-- Record excerpts start --

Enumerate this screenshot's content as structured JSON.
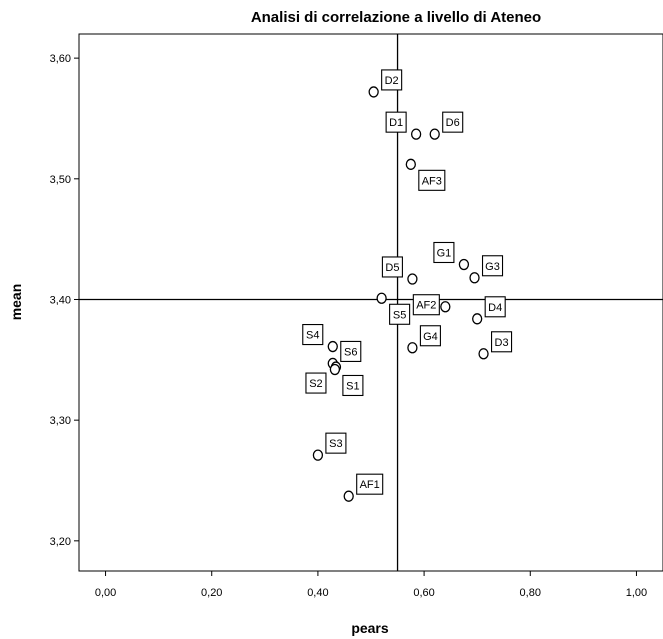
{
  "chart_data": {
    "type": "scatter",
    "title": "Analisi di correlazione a livello di Ateneo",
    "xlabel": "pears",
    "ylabel": "mean",
    "xlim": [
      -0.05,
      1.05
    ],
    "ylim": [
      3.175,
      3.62
    ],
    "x_ticks": [
      {
        "value": 0.0,
        "label": "0,00"
      },
      {
        "value": 0.2,
        "label": "0,20"
      },
      {
        "value": 0.4,
        "label": "0,40"
      },
      {
        "value": 0.6,
        "label": "0,60"
      },
      {
        "value": 0.8,
        "label": "0,80"
      },
      {
        "value": 1.0,
        "label": "1,00"
      }
    ],
    "y_ticks": [
      {
        "value": 3.2,
        "label": "3,20"
      },
      {
        "value": 3.3,
        "label": "3,30"
      },
      {
        "value": 3.4,
        "label": "3,40"
      },
      {
        "value": 3.5,
        "label": "3,50"
      },
      {
        "value": 3.6,
        "label": "3,60"
      }
    ],
    "reference_lines": {
      "x": 0.55,
      "y": 3.4
    },
    "grid": false,
    "marker": "open-circle",
    "points": [
      {
        "label": "D2",
        "x": 0.505,
        "y": 3.572,
        "label_pos": "upper-right"
      },
      {
        "label": "D1",
        "x": 0.585,
        "y": 3.537,
        "label_pos": "upper-left"
      },
      {
        "label": "D6",
        "x": 0.62,
        "y": 3.537,
        "label_pos": "upper-right"
      },
      {
        "label": "AF3",
        "x": 0.575,
        "y": 3.512,
        "label_pos": "lower-right"
      },
      {
        "label": "G1",
        "x": 0.675,
        "y": 3.429,
        "label_pos": "upper-left"
      },
      {
        "label": "G3",
        "x": 0.695,
        "y": 3.418,
        "label_pos": "upper-right"
      },
      {
        "label": "D5",
        "x": 0.578,
        "y": 3.417,
        "label_pos": "upper-left"
      },
      {
        "label": "S5",
        "x": 0.52,
        "y": 3.401,
        "label_pos": "lower-right"
      },
      {
        "label": "AF2",
        "x": 0.64,
        "y": 3.394,
        "label_pos": "left"
      },
      {
        "label": "D4",
        "x": 0.7,
        "y": 3.384,
        "label_pos": "upper-right"
      },
      {
        "label": "G4",
        "x": 0.578,
        "y": 3.36,
        "label_pos": "upper-right"
      },
      {
        "label": "D3",
        "x": 0.712,
        "y": 3.355,
        "label_pos": "upper-right"
      },
      {
        "label": "S4",
        "x": 0.428,
        "y": 3.361,
        "label_pos": "upper-left"
      },
      {
        "label": "S6",
        "x": 0.428,
        "y": 3.347,
        "label_pos": "upper-right"
      },
      {
        "label": "S2",
        "x": 0.434,
        "y": 3.344,
        "label_pos": "lower-left"
      },
      {
        "label": "S1",
        "x": 0.432,
        "y": 3.342,
        "label_pos": "lower-right"
      },
      {
        "label": "S3",
        "x": 0.4,
        "y": 3.271,
        "label_pos": "upper-right"
      },
      {
        "label": "AF1",
        "x": 0.458,
        "y": 3.237,
        "label_pos": "upper-right"
      }
    ]
  }
}
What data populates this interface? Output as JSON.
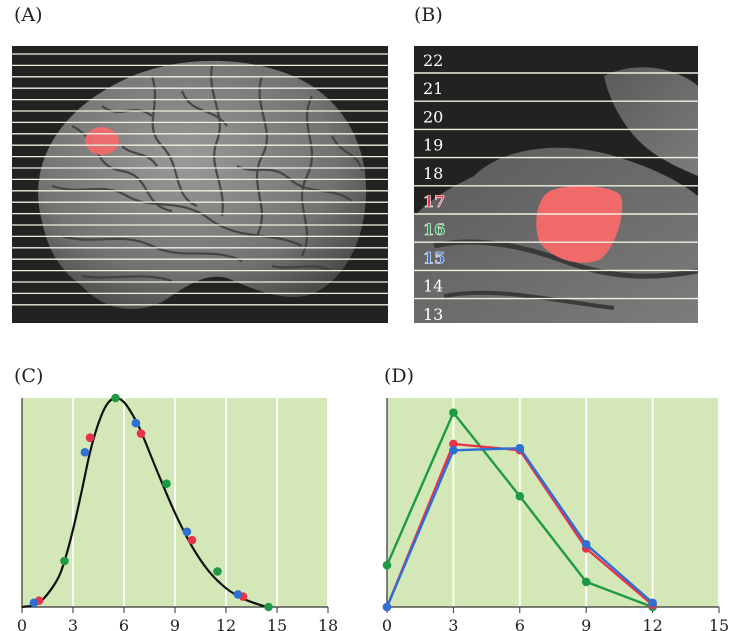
{
  "panel_labels": {
    "a": "(A)",
    "b": "(B)",
    "c": "(C)",
    "d": "(D)"
  },
  "slice_numbers": [
    "22",
    "21",
    "20",
    "19",
    "18",
    "17",
    "16",
    "15",
    "14",
    "13"
  ],
  "colors": {
    "red": "#e8324a",
    "green": "#1e9a44",
    "blue": "#2e6fd4",
    "plot_bg": "#d3e8b6",
    "grid": "#ffffff",
    "curve": "#111111",
    "activation": "#f06a6a"
  },
  "chart_data": [
    {
      "panel": "C",
      "type": "line",
      "title": "",
      "xlabel": "",
      "ylabel": "",
      "x_ticks": [
        "0",
        "3",
        "6",
        "9",
        "12",
        "15",
        "18"
      ],
      "xlim": [
        0,
        18
      ],
      "ylim": [
        0,
        1
      ],
      "grid": true,
      "curve": {
        "x": [
          0,
          1,
          2,
          2.5,
          3,
          3.5,
          4,
          4.5,
          5,
          5.5,
          6,
          6.5,
          7,
          8,
          9,
          10,
          11,
          12,
          13,
          14,
          14.5
        ],
        "y": [
          0,
          0.02,
          0.12,
          0.22,
          0.37,
          0.55,
          0.74,
          0.88,
          0.97,
          1.0,
          0.98,
          0.92,
          0.84,
          0.64,
          0.45,
          0.29,
          0.17,
          0.09,
          0.04,
          0.01,
          0
        ]
      },
      "points": [
        {
          "color": "red",
          "x": [
            1.0,
            4.0,
            7.0,
            10.0,
            13.0
          ],
          "y": [
            0.03,
            0.81,
            0.83,
            0.32,
            0.05
          ]
        },
        {
          "color": "green",
          "x": [
            2.5,
            5.5,
            8.5,
            11.5,
            14.5
          ],
          "y": [
            0.22,
            1.0,
            0.59,
            0.17,
            0.0
          ]
        },
        {
          "color": "blue",
          "x": [
            0.7,
            3.7,
            6.7,
            9.7,
            12.7
          ],
          "y": [
            0.02,
            0.74,
            0.88,
            0.36,
            0.06
          ]
        }
      ]
    },
    {
      "panel": "D",
      "type": "line",
      "title": "",
      "xlabel": "",
      "ylabel": "",
      "x_ticks": [
        "0",
        "3",
        "6",
        "9",
        "12",
        "15"
      ],
      "xlim": [
        0,
        15
      ],
      "ylim": [
        0,
        1
      ],
      "grid": true,
      "series": [
        {
          "color": "green",
          "x": [
            0,
            3,
            6,
            9,
            12
          ],
          "y": [
            0.2,
            0.93,
            0.53,
            0.12,
            0.0
          ]
        },
        {
          "color": "red",
          "x": [
            0,
            3,
            6,
            9,
            12
          ],
          "y": [
            0.0,
            0.78,
            0.75,
            0.28,
            0.01
          ]
        },
        {
          "color": "blue",
          "x": [
            0,
            3,
            6,
            9,
            12
          ],
          "y": [
            0.0,
            0.75,
            0.76,
            0.3,
            0.02
          ]
        }
      ]
    }
  ]
}
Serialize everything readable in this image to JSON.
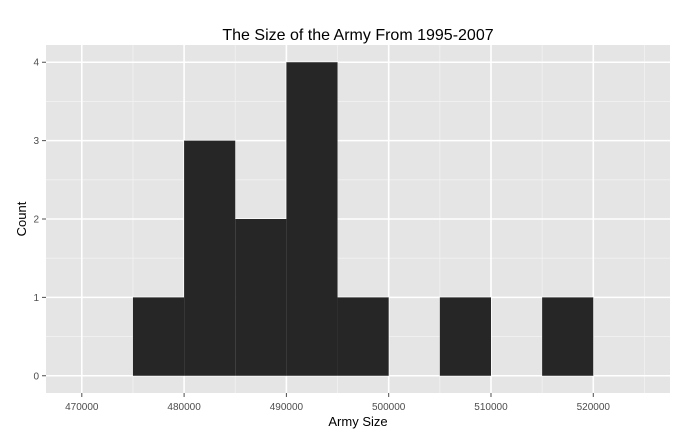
{
  "chart_data": {
    "type": "bar",
    "title": "The Size of the Army From 1995-2007",
    "xlabel": "Army Size",
    "ylabel": "Count",
    "xlim": [
      466500,
      527500
    ],
    "ylim": [
      -0.22,
      4.22
    ],
    "x_ticks": [
      470000,
      480000,
      490000,
      500000,
      510000,
      520000
    ],
    "x_tick_labels": [
      "470000",
      "480000",
      "490000",
      "500000",
      "510000",
      "520000"
    ],
    "y_ticks": [
      0,
      1,
      2,
      3,
      4
    ],
    "y_tick_labels": [
      "0",
      "1",
      "2",
      "3",
      "4"
    ],
    "bin_width": 5000,
    "bins": [
      {
        "x0": 475000,
        "x1": 480000,
        "count": 1
      },
      {
        "x0": 480000,
        "x1": 485000,
        "count": 3
      },
      {
        "x0": 485000,
        "x1": 490000,
        "count": 2
      },
      {
        "x0": 490000,
        "x1": 495000,
        "count": 4
      },
      {
        "x0": 495000,
        "x1": 500000,
        "count": 1
      },
      {
        "x0": 500000,
        "x1": 505000,
        "count": 0
      },
      {
        "x0": 505000,
        "x1": 510000,
        "count": 1
      },
      {
        "x0": 510000,
        "x1": 515000,
        "count": 0
      },
      {
        "x0": 515000,
        "x1": 520000,
        "count": 1
      }
    ],
    "grid": true,
    "legend": "none",
    "colors": {
      "panel": "#e5e5e5",
      "grid_major": "#ffffff",
      "grid_minor": "#f2f2f2",
      "bar": "#262626",
      "tick": "#4d4d4d"
    }
  }
}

-- Record excerpts end --

**Exercise:** Identify the lines in the entries that hold "this" and return each one.

**Solved exercise:**
Enumerate this screenshot's content as structured JSON.
What data populates this interface? Output as JSON.
Serialize everything readable in this image to JSON.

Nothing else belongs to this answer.